→ **Work item**: Every line below that holds the string "Entities" should be copied out.

→ **Record extracts**:
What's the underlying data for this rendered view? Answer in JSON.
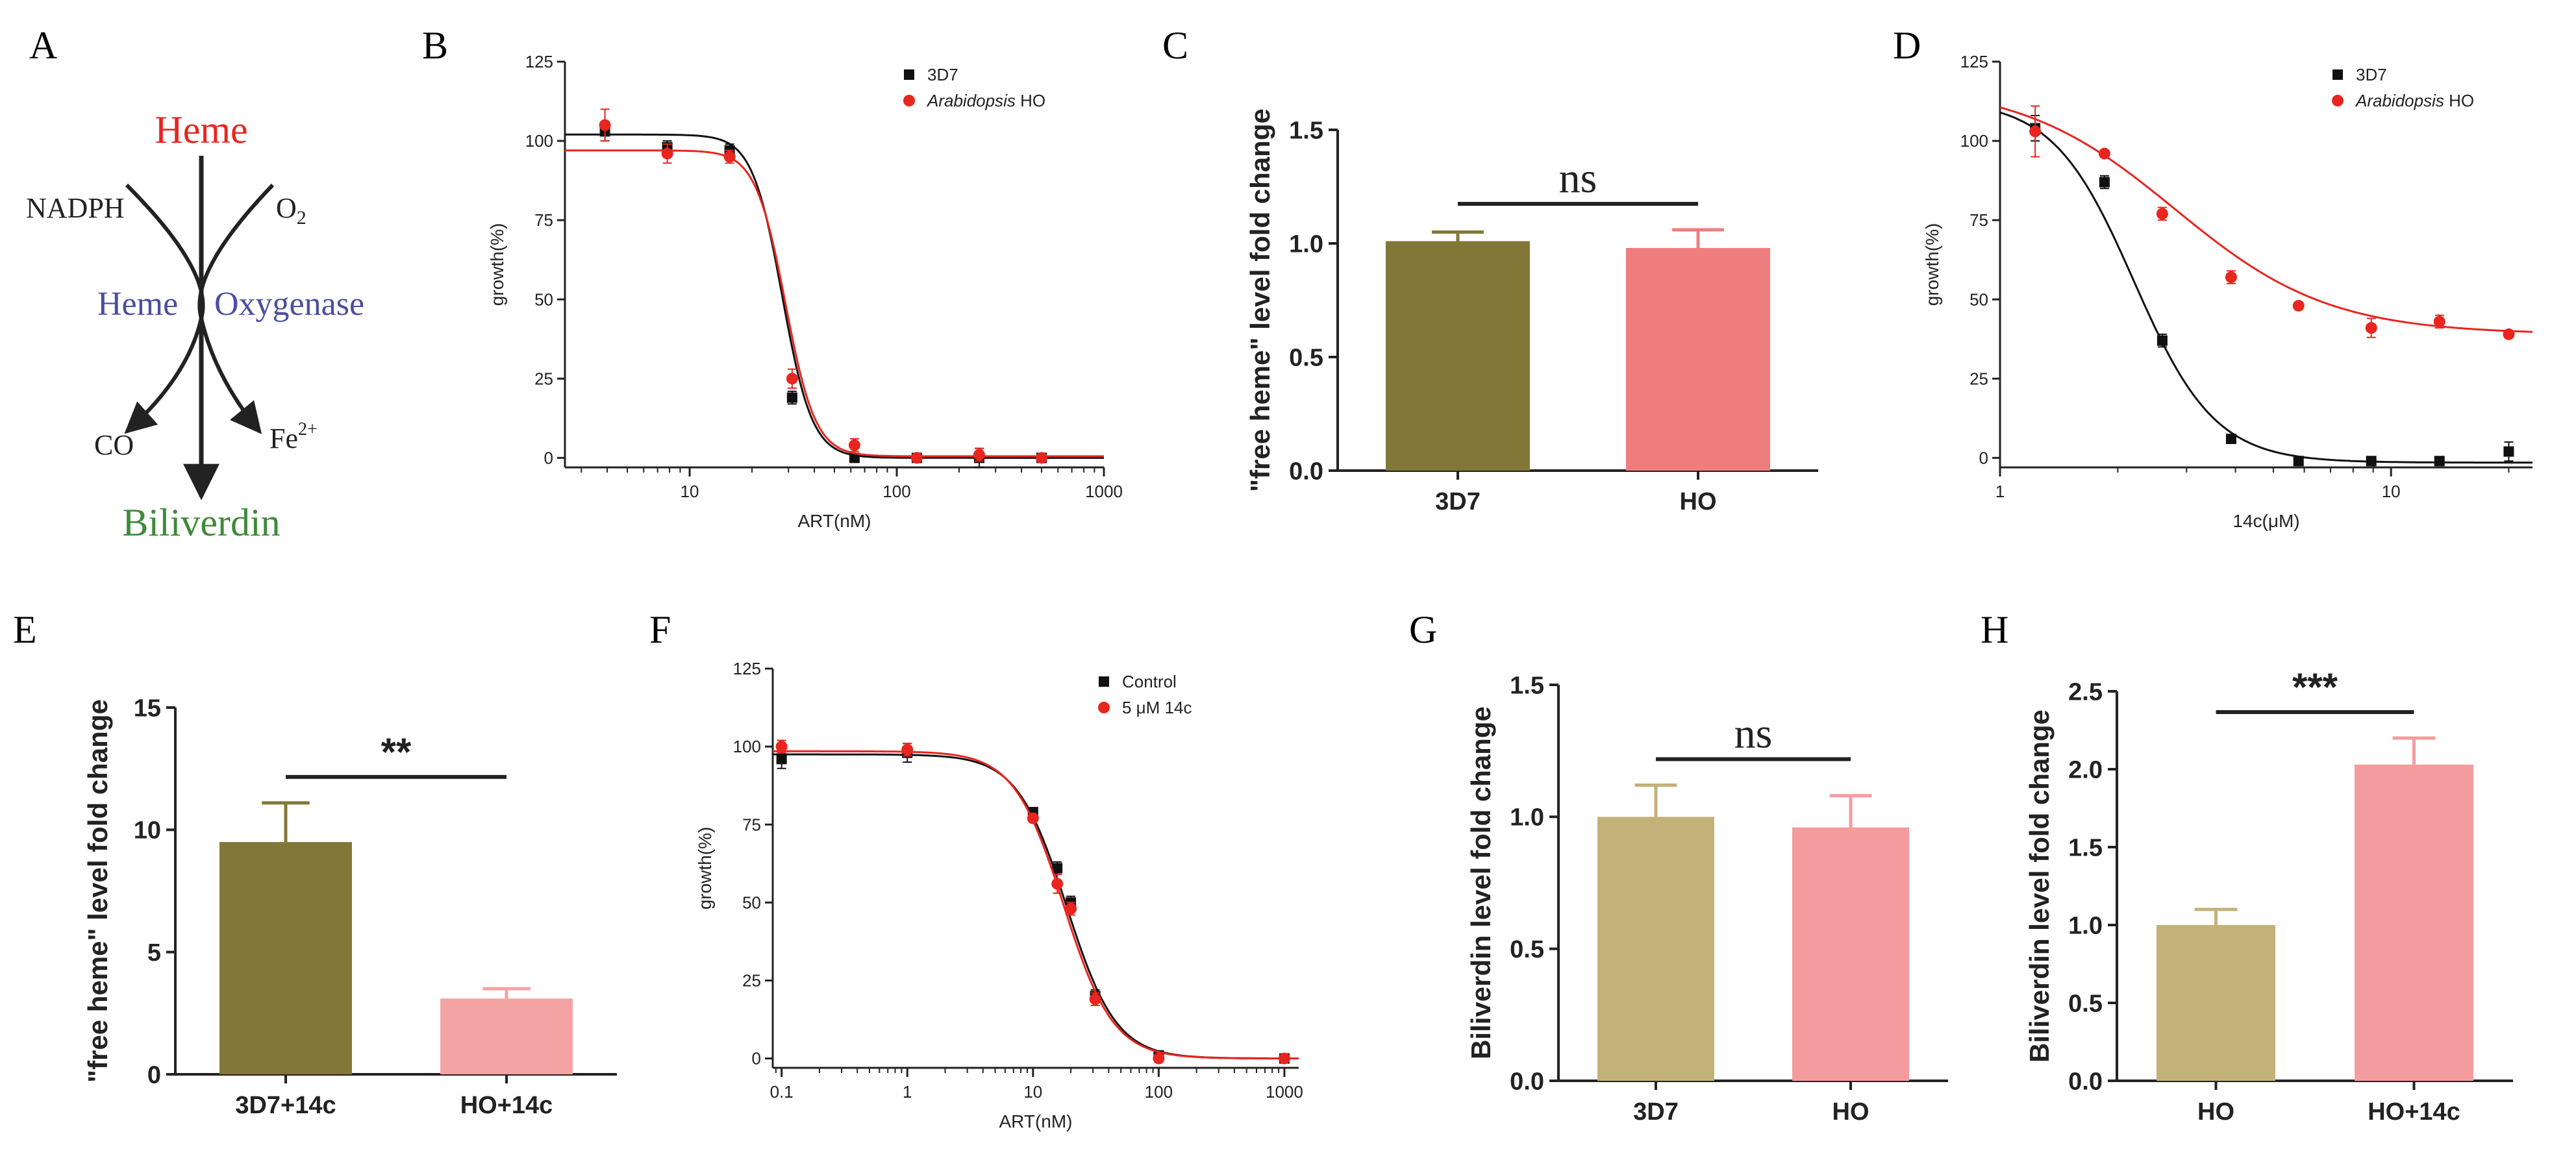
{
  "figure": {
    "panel_letters": [
      "A",
      "B",
      "C",
      "D",
      "E",
      "F",
      "G",
      "H"
    ]
  },
  "pathway": {
    "substrate": "Heme",
    "cofactor_left": "NADPH",
    "cofactor_right_base": "O",
    "cofactor_right_sub": "2",
    "enzyme_word1": "Heme",
    "enzyme_word2": "Oxygenase",
    "product_left": "CO",
    "product_right_base": "Fe",
    "product_right_sup": "2+",
    "product": "Biliverdin",
    "colors": {
      "substrate": "#e8251f",
      "enzyme": "#4a4ea0",
      "product": "#3e8a3a",
      "text": "#222222"
    }
  },
  "chart_data": [
    {
      "panel": "B",
      "type": "scatter",
      "fit": "dose-response",
      "xscale": "log",
      "xlabel": "ART(nM)",
      "ylabel": "growth(%)",
      "xlim": [
        2.5,
        1000
      ],
      "ylim": [
        -3,
        125
      ],
      "xticks": [
        10,
        100,
        1000
      ],
      "xtick_labels": [
        "10",
        "100",
        "1000"
      ],
      "yticks": [
        0,
        25,
        50,
        75,
        100,
        125
      ],
      "ytick_labels": [
        "0",
        "25",
        "50",
        "75",
        "100",
        "125"
      ],
      "legend_position": "top-right",
      "series": [
        {
          "name": "3D7",
          "italic_part": "",
          "color": "#111111",
          "marker": "square",
          "x": [
            3.9,
            7.8,
            15.6,
            31.25,
            62.5,
            125,
            250,
            500
          ],
          "y": [
            103,
            98,
            97,
            19,
            0,
            0,
            0,
            0
          ],
          "err": [
            3,
            2,
            2,
            2,
            1,
            1,
            3,
            1
          ],
          "fit": {
            "top": 102,
            "bottom": 0,
            "ec50": 28,
            "hill": 6
          }
        },
        {
          "name": "Arabidopsis HO",
          "italic_part": "Arabidopsis",
          "color": "#e8251f",
          "marker": "circle",
          "x": [
            3.9,
            7.8,
            15.6,
            31.25,
            62.5,
            125,
            250,
            500
          ],
          "y": [
            105,
            96,
            95,
            25,
            4,
            0,
            1,
            0
          ],
          "err": [
            5,
            3,
            2,
            3,
            2,
            1,
            2,
            1
          ],
          "fit": {
            "top": 97,
            "bottom": 0.5,
            "ec50": 29,
            "hill": 6
          }
        }
      ]
    },
    {
      "panel": "C",
      "type": "bar",
      "ylabel": "\"free heme\" level fold change",
      "categories": [
        "3D7",
        "HO"
      ],
      "values": [
        1.01,
        0.98
      ],
      "errors": [
        0.04,
        0.08
      ],
      "colors": [
        "#837737",
        "#ef7d7e"
      ],
      "ylim": [
        0,
        1.5
      ],
      "yticks": [
        0,
        0.5,
        1.0,
        1.5
      ],
      "ytick_labels": [
        "0.0",
        "0.5",
        "1.0",
        "1.5"
      ],
      "significance": "ns"
    },
    {
      "panel": "D",
      "type": "scatter",
      "fit": "dose-response",
      "xscale": "log",
      "xlabel": "14c(μM)",
      "ylabel": "growth(%)",
      "xlim": [
        1,
        23
      ],
      "ylim": [
        -3,
        125
      ],
      "xticks": [
        1,
        10
      ],
      "xtick_labels": [
        "1",
        "10"
      ],
      "yticks": [
        0,
        25,
        50,
        75,
        100,
        125
      ],
      "ytick_labels": [
        "0",
        "25",
        "50",
        "75",
        "100",
        "125"
      ],
      "legend_position": "top-right",
      "series": [
        {
          "name": "3D7",
          "italic_part": "",
          "color": "#111111",
          "marker": "square",
          "x": [
            1.23,
            1.85,
            2.6,
            3.9,
            5.8,
            8.9,
            13.3,
            20
          ],
          "y": [
            104,
            87,
            37,
            6,
            -1,
            -1,
            -1,
            2
          ],
          "err": [
            4,
            2,
            2,
            1,
            1,
            1,
            1,
            3
          ],
          "fit": {
            "top": 113,
            "bottom": -1.5,
            "ec50": 2.2,
            "hill": 4.2
          }
        },
        {
          "name": "Arabidopsis HO",
          "italic_part": "Arabidopsis",
          "color": "#e8251f",
          "marker": "circle",
          "x": [
            1.23,
            1.85,
            2.6,
            3.9,
            5.8,
            8.9,
            13.3,
            20
          ],
          "y": [
            103,
            96,
            77,
            57,
            48,
            41,
            43,
            39
          ],
          "err": [
            8,
            1,
            2,
            2,
            1,
            3,
            2,
            1
          ],
          "fit": {
            "top": 118,
            "bottom": 39,
            "ec50": 2.8,
            "hill": 2.2
          }
        }
      ]
    },
    {
      "panel": "E",
      "type": "bar",
      "ylabel": "\"free heme\" level fold change",
      "categories": [
        "3D7+14c",
        "HO+14c"
      ],
      "values": [
        9.5,
        3.1
      ],
      "errors": [
        1.6,
        0.4
      ],
      "colors": [
        "#837737",
        "#f4a3a3"
      ],
      "ylim": [
        0,
        15
      ],
      "yticks": [
        0,
        5,
        10,
        15
      ],
      "ytick_labels": [
        "0",
        "5",
        "10",
        "15"
      ],
      "significance": "**"
    },
    {
      "panel": "F",
      "type": "scatter",
      "fit": "dose-response",
      "xscale": "log",
      "xlabel": "ART(nM)",
      "ylabel": "growth(%)",
      "xlim": [
        0.085,
        1300
      ],
      "ylim": [
        -3,
        125
      ],
      "xticks": [
        0.1,
        1,
        10,
        100,
        1000
      ],
      "xtick_labels": [
        "0.1",
        "1",
        "10",
        "100",
        "1000"
      ],
      "yticks": [
        0,
        25,
        50,
        75,
        100,
        125
      ],
      "ytick_labels": [
        "0",
        "25",
        "50",
        "75",
        "100",
        "125"
      ],
      "legend_position": "top-right",
      "series": [
        {
          "name": "Control",
          "italic_part": "",
          "color": "#111111",
          "marker": "square",
          "x": [
            0.1,
            1,
            10,
            15.6,
            20,
            31.25,
            100,
            1000
          ],
          "y": [
            96,
            98,
            79,
            61,
            50,
            20,
            1,
            0
          ],
          "err": [
            3,
            3,
            1,
            2,
            2,
            2,
            1,
            1
          ],
          "fit": {
            "top": 97.5,
            "bottom": 0,
            "ec50": 18.5,
            "hill": 2.2
          }
        },
        {
          "name": "5 μM 14c",
          "italic_part": "",
          "color": "#e8251f",
          "marker": "circle",
          "x": [
            0.1,
            1,
            10,
            15.6,
            20,
            31.25,
            100,
            1000
          ],
          "y": [
            100,
            99,
            77,
            56,
            48,
            19,
            0,
            0
          ],
          "err": [
            2,
            2,
            1,
            3,
            2,
            2,
            1,
            1
          ],
          "fit": {
            "top": 98.5,
            "bottom": 0,
            "ec50": 17.5,
            "hill": 2.2
          }
        }
      ]
    },
    {
      "panel": "G",
      "type": "bar",
      "ylabel": "Biliverdin level fold change",
      "categories": [
        "3D7",
        "HO"
      ],
      "values": [
        1.0,
        0.96
      ],
      "errors": [
        0.12,
        0.12
      ],
      "colors": [
        "#c2b27a",
        "#f49c9d"
      ],
      "ylim": [
        0,
        1.5
      ],
      "yticks": [
        0,
        0.5,
        1.0,
        1.5
      ],
      "ytick_labels": [
        "0.0",
        "0.5",
        "1.0",
        "1.5"
      ],
      "significance": "ns"
    },
    {
      "panel": "H",
      "type": "bar",
      "ylabel": "Biliverdin level fold change",
      "categories": [
        "HO",
        "HO+14c"
      ],
      "values": [
        1.0,
        2.03
      ],
      "errors": [
        0.1,
        0.17
      ],
      "colors": [
        "#c2b27a",
        "#f49c9d"
      ],
      "ylim": [
        0,
        2.5
      ],
      "yticks": [
        0,
        0.5,
        1.0,
        1.5,
        2.0,
        2.5
      ],
      "ytick_labels": [
        "0.0",
        "0.5",
        "1.0",
        "1.5",
        "2.0",
        "2.5"
      ],
      "significance": "***"
    }
  ]
}
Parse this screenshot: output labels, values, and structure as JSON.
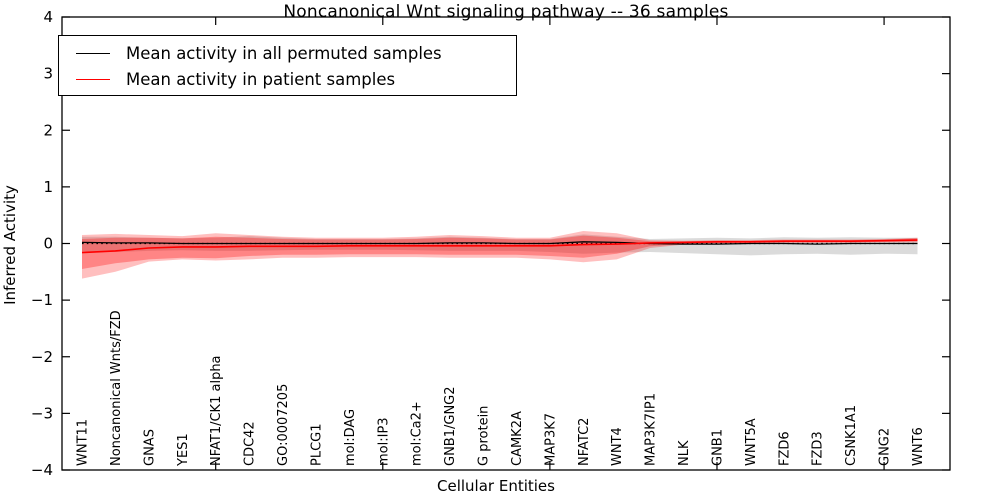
{
  "title": "Noncanonical Wnt signaling pathway -- 36 samples",
  "axes": {
    "x_label": "Cellular Entities",
    "y_label": "Inferred Activity"
  },
  "legend": {
    "entries": [
      {
        "label": "Mean activity in all permuted samples",
        "color": "#000000"
      },
      {
        "label": "Mean activity in patient samples",
        "color": "#ff0000"
      }
    ]
  },
  "chart_data": {
    "type": "line",
    "title": "Noncanonical Wnt signaling pathway -- 36 samples",
    "xlabel": "Cellular Entities",
    "ylabel": "Inferred Activity",
    "ylim": [
      -4,
      4
    ],
    "yticks": [
      -4,
      -3,
      -2,
      -1,
      0,
      1,
      2,
      3,
      4
    ],
    "grid": false,
    "legend_position": "upper left",
    "zero_line": {
      "style": "dotted",
      "color": "#000000",
      "y": 0
    },
    "x_major_tick_indices": [
      4,
      9,
      14,
      19,
      24
    ],
    "categories": [
      "WNT11",
      "Noncanonical Wnts/FZD",
      "GNAS",
      "YES1",
      "NFAT1/CK1 alpha",
      "CDC42",
      "GO:0007205",
      "PLCG1",
      "mol:DAG",
      "mol:IP3",
      "mol:Ca2+",
      "GNB1/GNG2",
      "G protein",
      "CAMK2A",
      "MAP3K7",
      "NFATC2",
      "WNT4",
      "MAP3K7IP1",
      "NLK",
      "GNB1",
      "WNT5A",
      "FZD6",
      "FZD3",
      "CSNK1A1",
      "GNG2",
      "WNT6"
    ],
    "series": [
      {
        "name": "Mean activity in all permuted samples",
        "color": "#000000",
        "width": 1.3,
        "values": [
          0.02,
          0.01,
          0.01,
          0.0,
          0.0,
          0.0,
          0.0,
          0.0,
          0.0,
          0.0,
          0.0,
          0.01,
          0.01,
          0.0,
          0.0,
          0.03,
          0.02,
          0.0,
          -0.01,
          -0.01,
          0.0,
          0.0,
          -0.01,
          0.0,
          0.0,
          0.0
        ]
      },
      {
        "name": "Mean activity in patient samples",
        "color": "#ff0000",
        "width": 1.6,
        "values": [
          -0.16,
          -0.13,
          -0.08,
          -0.06,
          -0.06,
          -0.05,
          -0.05,
          -0.05,
          -0.04,
          -0.04,
          -0.04,
          -0.04,
          -0.04,
          -0.04,
          -0.04,
          -0.02,
          -0.01,
          0.01,
          0.02,
          0.03,
          0.03,
          0.04,
          0.04,
          0.04,
          0.05,
          0.06
        ]
      }
    ],
    "bands": [
      {
        "name": "permuted-std-band",
        "color": "#888888",
        "opacity": 0.3,
        "hi": [
          0.12,
          0.12,
          0.1,
          0.09,
          0.1,
          0.13,
          0.1,
          0.08,
          0.08,
          0.08,
          0.09,
          0.12,
          0.1,
          0.08,
          0.08,
          0.16,
          0.12,
          0.08,
          0.09,
          0.1,
          0.09,
          0.11,
          0.1,
          0.11,
          0.1,
          0.1
        ],
        "lo": [
          -0.14,
          -0.15,
          -0.13,
          -0.12,
          -0.13,
          -0.13,
          -0.12,
          -0.11,
          -0.11,
          -0.11,
          -0.12,
          -0.13,
          -0.13,
          -0.13,
          -0.15,
          -0.18,
          -0.16,
          -0.15,
          -0.17,
          -0.19,
          -0.21,
          -0.19,
          -0.18,
          -0.2,
          -0.18,
          -0.19
        ]
      },
      {
        "name": "patient-std-band-outer",
        "color": "#ff0000",
        "opacity": 0.25,
        "hi": [
          0.15,
          0.17,
          0.15,
          0.13,
          0.18,
          0.15,
          0.12,
          0.1,
          0.1,
          0.1,
          0.12,
          0.15,
          0.13,
          0.1,
          0.1,
          0.22,
          0.18,
          0.06,
          0.05,
          0.06,
          0.06,
          0.07,
          0.07,
          0.07,
          0.08,
          0.1
        ],
        "lo": [
          -0.62,
          -0.5,
          -0.32,
          -0.28,
          -0.3,
          -0.28,
          -0.25,
          -0.25,
          -0.24,
          -0.24,
          -0.24,
          -0.25,
          -0.25,
          -0.25,
          -0.28,
          -0.33,
          -0.28,
          -0.08,
          -0.02,
          0.0,
          0.0,
          0.01,
          0.01,
          0.01,
          0.02,
          0.02
        ]
      },
      {
        "name": "patient-std-band-inner",
        "color": "#ff0000",
        "opacity": 0.3,
        "hi": [
          0.08,
          0.1,
          0.1,
          0.09,
          0.12,
          0.1,
          0.08,
          0.07,
          0.07,
          0.07,
          0.08,
          0.1,
          0.09,
          0.07,
          0.07,
          0.14,
          0.1,
          0.04,
          0.04,
          0.05,
          0.05,
          0.06,
          0.06,
          0.06,
          0.07,
          0.09
        ],
        "lo": [
          -0.45,
          -0.35,
          -0.28,
          -0.25,
          -0.26,
          -0.22,
          -0.2,
          -0.2,
          -0.19,
          -0.19,
          -0.19,
          -0.2,
          -0.2,
          -0.2,
          -0.22,
          -0.25,
          -0.18,
          -0.05,
          -0.01,
          0.01,
          0.01,
          0.02,
          0.02,
          0.02,
          0.03,
          0.04
        ]
      }
    ]
  }
}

→ **Response area**:
    "x_label": "Cellular Entities",
    "xlabel": "Cellular Entities",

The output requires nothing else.